Saved data entries:
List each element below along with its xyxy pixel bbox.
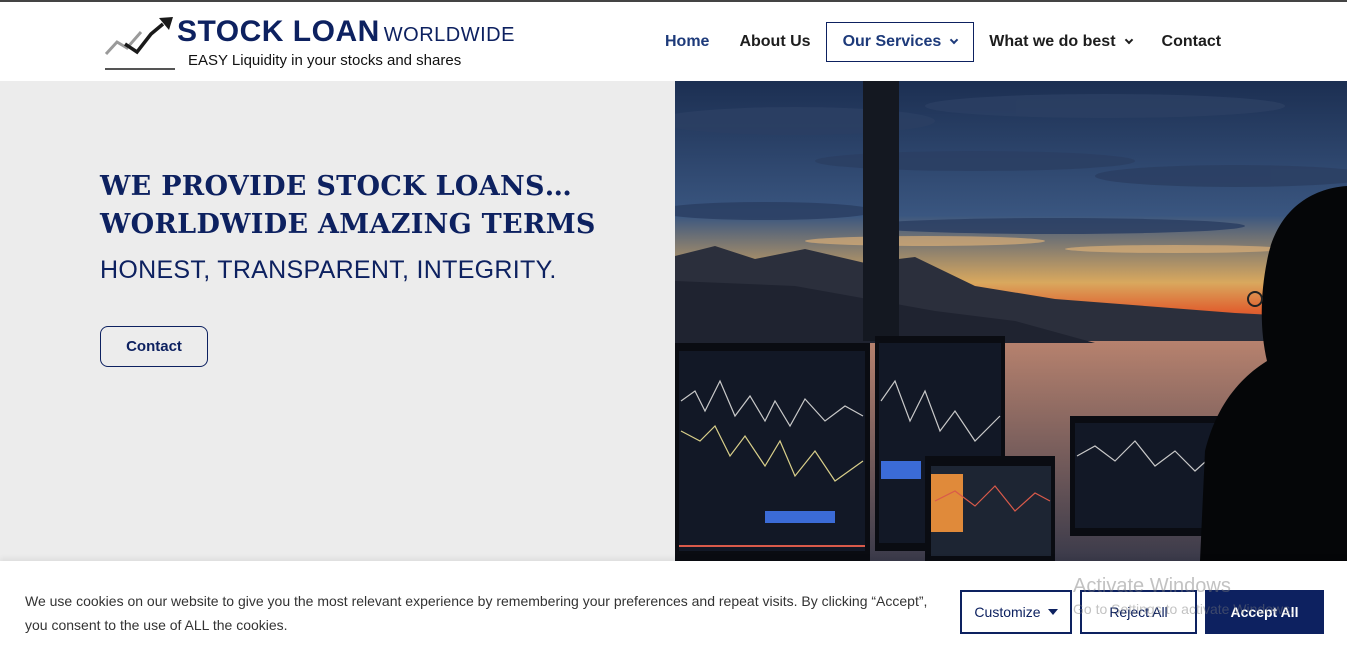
nav-about-us[interactable]: About Us <box>724 22 825 62</box>
brand-name: STOCK LOAN WORLDWIDE <box>177 15 515 49</box>
logo[interactable]: STOCK LOAN WORLDWIDE EASY Liquidity in yo… <box>103 12 514 72</box>
hero-subheadline: HONEST, TRANSPARENT, INTEGRITY. <box>100 256 557 284</box>
nav-what-we-do-best[interactable]: What we do best <box>974 22 1146 62</box>
hero-text-panel <box>0 81 675 561</box>
cookie-reject-all-button[interactable]: Reject All <box>1080 590 1197 634</box>
cookie-customize-button[interactable]: Customize <box>960 590 1072 634</box>
nav-contact[interactable]: Contact <box>1147 22 1237 62</box>
brand-main-text: STOCK LOAN <box>177 15 380 48</box>
nav-home-label: Home <box>665 33 710 50</box>
hero-headline-line1: WE PROVIDE STOCK LOANS… <box>100 171 573 202</box>
nav-contact-label: Contact <box>1161 33 1222 50</box>
nav-our-services[interactable]: Our Services <box>825 22 975 62</box>
cookie-customize-label: Customize <box>974 604 1041 620</box>
chevron-down-icon <box>1124 35 1133 45</box>
nav-our-services-label: Our Services <box>842 33 942 50</box>
hero-contact-button[interactable]: Contact <box>100 326 208 367</box>
nav-about-us-label: About Us <box>739 33 811 50</box>
caret-down-icon <box>1047 609 1058 615</box>
hero-image <box>675 81 1347 561</box>
cookie-message: We use cookies on our website to give yo… <box>25 593 928 633</box>
main-nav: Home About Us Our Services What we do be… <box>650 22 1236 62</box>
cookie-banner: We use cookies on our website to give yo… <box>0 561 1347 651</box>
nav-what-we-do-best-label: What we do best <box>989 33 1116 50</box>
rising-chart-icon <box>104 17 175 70</box>
chevron-down-icon <box>950 35 959 45</box>
nav-home[interactable]: Home <box>650 22 724 62</box>
site-header: STOCK LOAN WORLDWIDE EASY Liquidity in yo… <box>0 2 1347 81</box>
cookie-accept-all-button[interactable]: Accept All <box>1205 590 1324 634</box>
brand-tagline: EASY Liquidity in your stocks and shares <box>188 52 462 69</box>
brand-sub-text: WORLDWIDE <box>383 24 515 46</box>
trading-desk-sunset-photo <box>675 81 1347 561</box>
page: STOCK LOAN WORLDWIDE EASY Liquidity in yo… <box>0 0 1347 651</box>
hero-headline: WE PROVIDE STOCK LOANS… WORLDWIDE AMAZIN… <box>100 168 596 244</box>
hero-headline-line2: WORLDWIDE AMAZING TERMS <box>100 209 596 240</box>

> **What you need to do**
Copy the lines in the item above exactly, from the line with "nav-about-us[interactable]: About Us" up to and including the line with "cookie-reject-all-button[interactable]: Reject All".

> **Task response**
nav-about-us[interactable]: About Us <box>724 22 825 62</box>
brand-name: STOCK LOAN WORLDWIDE <box>177 15 515 49</box>
logo[interactable]: STOCK LOAN WORLDWIDE EASY Liquidity in yo… <box>103 12 514 72</box>
hero-subheadline: HONEST, TRANSPARENT, INTEGRITY. <box>100 256 557 284</box>
nav-what-we-do-best[interactable]: What we do best <box>974 22 1146 62</box>
hero-text-panel <box>0 81 675 561</box>
cookie-reject-all-button[interactable]: Reject All <box>1080 590 1197 634</box>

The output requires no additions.